> _Directions for this task_
Copy out each of the lines below word for word, leaving nothing out and changing nothing.

* Begin *

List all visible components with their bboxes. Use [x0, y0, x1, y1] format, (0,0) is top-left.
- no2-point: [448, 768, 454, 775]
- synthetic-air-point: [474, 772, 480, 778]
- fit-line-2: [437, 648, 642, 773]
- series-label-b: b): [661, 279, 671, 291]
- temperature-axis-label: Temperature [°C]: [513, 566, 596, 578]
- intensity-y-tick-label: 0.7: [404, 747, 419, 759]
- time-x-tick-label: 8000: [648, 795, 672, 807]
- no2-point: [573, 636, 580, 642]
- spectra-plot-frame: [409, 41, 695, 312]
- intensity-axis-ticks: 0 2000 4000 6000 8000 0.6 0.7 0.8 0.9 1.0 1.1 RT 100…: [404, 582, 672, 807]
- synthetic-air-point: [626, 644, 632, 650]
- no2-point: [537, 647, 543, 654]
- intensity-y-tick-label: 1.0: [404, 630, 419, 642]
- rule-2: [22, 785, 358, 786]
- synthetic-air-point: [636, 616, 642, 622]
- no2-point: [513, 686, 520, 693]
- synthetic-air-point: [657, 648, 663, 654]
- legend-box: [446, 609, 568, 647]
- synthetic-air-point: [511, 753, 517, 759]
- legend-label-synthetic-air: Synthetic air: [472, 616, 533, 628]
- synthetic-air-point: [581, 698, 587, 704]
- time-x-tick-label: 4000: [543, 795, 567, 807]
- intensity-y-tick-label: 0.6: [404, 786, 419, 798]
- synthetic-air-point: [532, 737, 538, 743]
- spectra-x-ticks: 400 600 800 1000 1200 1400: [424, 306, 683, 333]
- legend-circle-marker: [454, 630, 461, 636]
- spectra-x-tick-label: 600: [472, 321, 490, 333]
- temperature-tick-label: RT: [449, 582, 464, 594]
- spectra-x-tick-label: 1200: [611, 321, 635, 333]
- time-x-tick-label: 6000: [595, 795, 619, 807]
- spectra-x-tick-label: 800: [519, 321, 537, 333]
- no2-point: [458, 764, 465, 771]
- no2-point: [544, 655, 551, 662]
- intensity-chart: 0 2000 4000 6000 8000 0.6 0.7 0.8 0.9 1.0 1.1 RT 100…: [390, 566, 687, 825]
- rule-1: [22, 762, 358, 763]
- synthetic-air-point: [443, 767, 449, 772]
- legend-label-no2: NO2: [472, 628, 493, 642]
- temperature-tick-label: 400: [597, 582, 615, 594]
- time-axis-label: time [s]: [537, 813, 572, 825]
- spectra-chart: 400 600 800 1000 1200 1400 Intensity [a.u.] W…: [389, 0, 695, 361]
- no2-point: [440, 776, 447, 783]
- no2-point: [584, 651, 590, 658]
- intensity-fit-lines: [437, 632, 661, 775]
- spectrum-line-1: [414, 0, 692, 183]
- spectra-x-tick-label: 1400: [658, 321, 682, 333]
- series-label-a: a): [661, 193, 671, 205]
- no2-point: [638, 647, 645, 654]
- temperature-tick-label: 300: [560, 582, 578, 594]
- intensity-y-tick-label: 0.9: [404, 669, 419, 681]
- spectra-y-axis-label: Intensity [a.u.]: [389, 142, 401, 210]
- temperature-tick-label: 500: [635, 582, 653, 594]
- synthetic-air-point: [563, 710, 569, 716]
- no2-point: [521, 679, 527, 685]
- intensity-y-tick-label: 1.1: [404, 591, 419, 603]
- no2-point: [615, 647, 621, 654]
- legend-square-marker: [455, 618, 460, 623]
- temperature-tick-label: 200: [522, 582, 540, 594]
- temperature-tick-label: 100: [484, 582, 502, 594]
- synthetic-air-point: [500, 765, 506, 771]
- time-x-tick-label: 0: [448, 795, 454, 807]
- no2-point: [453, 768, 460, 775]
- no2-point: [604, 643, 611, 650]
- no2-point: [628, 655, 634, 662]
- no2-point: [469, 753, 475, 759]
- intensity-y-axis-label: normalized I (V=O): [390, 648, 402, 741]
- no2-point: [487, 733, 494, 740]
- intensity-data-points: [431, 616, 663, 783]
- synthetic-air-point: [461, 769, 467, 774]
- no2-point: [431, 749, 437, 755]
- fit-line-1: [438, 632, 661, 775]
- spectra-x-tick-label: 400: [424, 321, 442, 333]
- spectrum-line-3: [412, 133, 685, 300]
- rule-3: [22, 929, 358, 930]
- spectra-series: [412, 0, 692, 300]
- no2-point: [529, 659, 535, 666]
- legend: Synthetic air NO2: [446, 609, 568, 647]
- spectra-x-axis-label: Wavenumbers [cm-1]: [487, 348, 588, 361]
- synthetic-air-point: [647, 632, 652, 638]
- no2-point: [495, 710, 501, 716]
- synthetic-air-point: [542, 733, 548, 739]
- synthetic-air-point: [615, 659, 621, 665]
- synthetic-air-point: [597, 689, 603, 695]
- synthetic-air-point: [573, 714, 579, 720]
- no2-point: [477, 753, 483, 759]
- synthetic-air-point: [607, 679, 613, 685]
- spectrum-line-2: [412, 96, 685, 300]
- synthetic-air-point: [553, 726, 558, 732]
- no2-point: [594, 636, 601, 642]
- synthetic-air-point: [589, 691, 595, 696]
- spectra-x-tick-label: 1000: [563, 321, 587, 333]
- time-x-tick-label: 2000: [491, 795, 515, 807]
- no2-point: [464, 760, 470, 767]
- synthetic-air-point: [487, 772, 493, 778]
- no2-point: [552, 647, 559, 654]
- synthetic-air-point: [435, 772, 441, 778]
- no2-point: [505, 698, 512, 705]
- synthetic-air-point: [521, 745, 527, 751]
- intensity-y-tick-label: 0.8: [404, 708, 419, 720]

* End *

> _Result for this task_
List all visible components with their bboxes. Use [x0, y0, x1, y1] format, (0,0) is top-left.
- no2-point: [448, 768, 454, 775]
- synthetic-air-point: [474, 772, 480, 778]
- fit-line-2: [437, 648, 642, 773]
- series-label-b: b): [661, 279, 671, 291]
- temperature-axis-label: Temperature [°C]: [513, 566, 596, 578]
- intensity-y-tick-label: 0.7: [404, 747, 419, 759]
- time-x-tick-label: 8000: [648, 795, 672, 807]
- no2-point: [573, 636, 580, 642]
- spectra-plot-frame: [409, 41, 695, 312]
- intensity-axis-ticks: 0 2000 4000 6000 8000 0.6 0.7 0.8 0.9 1.0 1.1 RT 100…: [404, 582, 672, 807]
- synthetic-air-point: [626, 644, 632, 650]
- no2-point: [537, 647, 543, 654]
- intensity-y-tick-label: 1.0: [404, 630, 419, 642]
- rule-2: [22, 785, 358, 786]
- synthetic-air-point: [636, 616, 642, 622]
- no2-point: [513, 686, 520, 693]
- synthetic-air-point: [657, 648, 663, 654]
- legend-box: [446, 609, 568, 647]
- synthetic-air-point: [511, 753, 517, 759]
- legend-label-synthetic-air: Synthetic air: [472, 616, 533, 628]
- synthetic-air-point: [581, 698, 587, 704]
- time-x-tick-label: 4000: [543, 795, 567, 807]
- intensity-y-tick-label: 0.6: [404, 786, 419, 798]
- synthetic-air-point: [532, 737, 538, 743]
- spectra-x-ticks: 400 600 800 1000 1200 1400: [424, 306, 683, 333]
- legend-circle-marker: [454, 630, 461, 636]
- spectra-x-tick-label: 600: [472, 321, 490, 333]
- temperature-tick-label: RT: [449, 582, 464, 594]
- spectra-x-tick-label: 1200: [611, 321, 635, 333]
- time-x-tick-label: 6000: [595, 795, 619, 807]
- spectra-x-tick-label: 800: [519, 321, 537, 333]
- no2-point: [458, 764, 465, 771]
- no2-point: [544, 655, 551, 662]
- intensity-chart: 0 2000 4000 6000 8000 0.6 0.7 0.8 0.9 1.0 1.1 RT 100…: [390, 566, 687, 825]
- rule-1: [22, 762, 358, 763]
- synthetic-air-point: [443, 767, 449, 772]
- legend-label-no2: NO2: [472, 628, 493, 642]
- temperature-tick-label: 400: [597, 582, 615, 594]
- time-axis-label: time [s]: [537, 813, 572, 825]
- spectra-chart: 400 600 800 1000 1200 1400 Intensity [a.u.] W…: [389, 0, 695, 361]
- no2-point: [440, 776, 447, 783]
- no2-point: [584, 651, 590, 658]
- intensity-fit-lines: [437, 632, 661, 775]
- spectrum-line-1: [414, 0, 692, 183]
- spectra-x-tick-label: 1400: [658, 321, 682, 333]
- series-label-a: a): [661, 193, 671, 205]
- no2-point: [638, 647, 645, 654]
- temperature-tick-label: 300: [560, 582, 578, 594]
- intensity-y-tick-label: 0.9: [404, 669, 419, 681]
- spectra-y-axis-label: Intensity [a.u.]: [389, 142, 401, 210]
- temperature-tick-label: 500: [635, 582, 653, 594]
- synthetic-air-point: [563, 710, 569, 716]
- no2-point: [521, 679, 527, 685]
- intensity-y-tick-label: 1.1: [404, 591, 419, 603]
- no2-point: [615, 647, 621, 654]
- legend-square-marker: [455, 618, 460, 623]
- temperature-tick-label: 200: [522, 582, 540, 594]
- temperature-tick-label: 100: [484, 582, 502, 594]
- synthetic-air-point: [500, 765, 506, 771]
- time-x-tick-label: 0: [448, 795, 454, 807]
- no2-point: [453, 768, 460, 775]
- no2-point: [604, 643, 611, 650]
- no2-point: [628, 655, 634, 662]
- no2-point: [469, 753, 475, 759]
- intensity-y-axis-label: normalized I (V=O): [390, 648, 402, 741]
- no2-point: [487, 733, 494, 740]
- intensity-data-points: [431, 616, 663, 783]
- synthetic-air-point: [461, 769, 467, 774]
- no2-point: [431, 749, 437, 755]
- fit-line-1: [438, 632, 661, 775]
- spectra-x-tick-label: 400: [424, 321, 442, 333]
- spectrum-line-3: [412, 133, 685, 300]
- rule-3: [22, 929, 358, 930]
- spectra-series: [412, 0, 692, 300]
- no2-point: [529, 659, 535, 666]
- legend: Synthetic air NO2: [446, 609, 568, 647]
- spectra-x-axis-label: Wavenumbers [cm-1]: [487, 348, 588, 361]
- synthetic-air-point: [647, 632, 652, 638]
- no2-point: [495, 710, 501, 716]
- synthetic-air-point: [542, 733, 548, 739]
- synthetic-air-point: [615, 659, 621, 665]
- synthetic-air-point: [597, 689, 603, 695]
- synthetic-air-point: [573, 714, 579, 720]
- no2-point: [477, 753, 483, 759]
- synthetic-air-point: [607, 679, 613, 685]
- spectrum-line-2: [412, 96, 685, 300]
- synthetic-air-point: [553, 726, 558, 732]
- no2-point: [594, 636, 601, 642]
- synthetic-air-point: [589, 691, 595, 696]
- spectra-x-tick-label: 1000: [563, 321, 587, 333]
- time-x-tick-label: 2000: [491, 795, 515, 807]
- no2-point: [464, 760, 470, 767]
- synthetic-air-point: [487, 772, 493, 778]
- no2-point: [552, 647, 559, 654]
- synthetic-air-point: [435, 772, 441, 778]
- no2-point: [505, 698, 512, 705]
- synthetic-air-point: [521, 745, 527, 751]
- intensity-y-tick-label: 0.8: [404, 708, 419, 720]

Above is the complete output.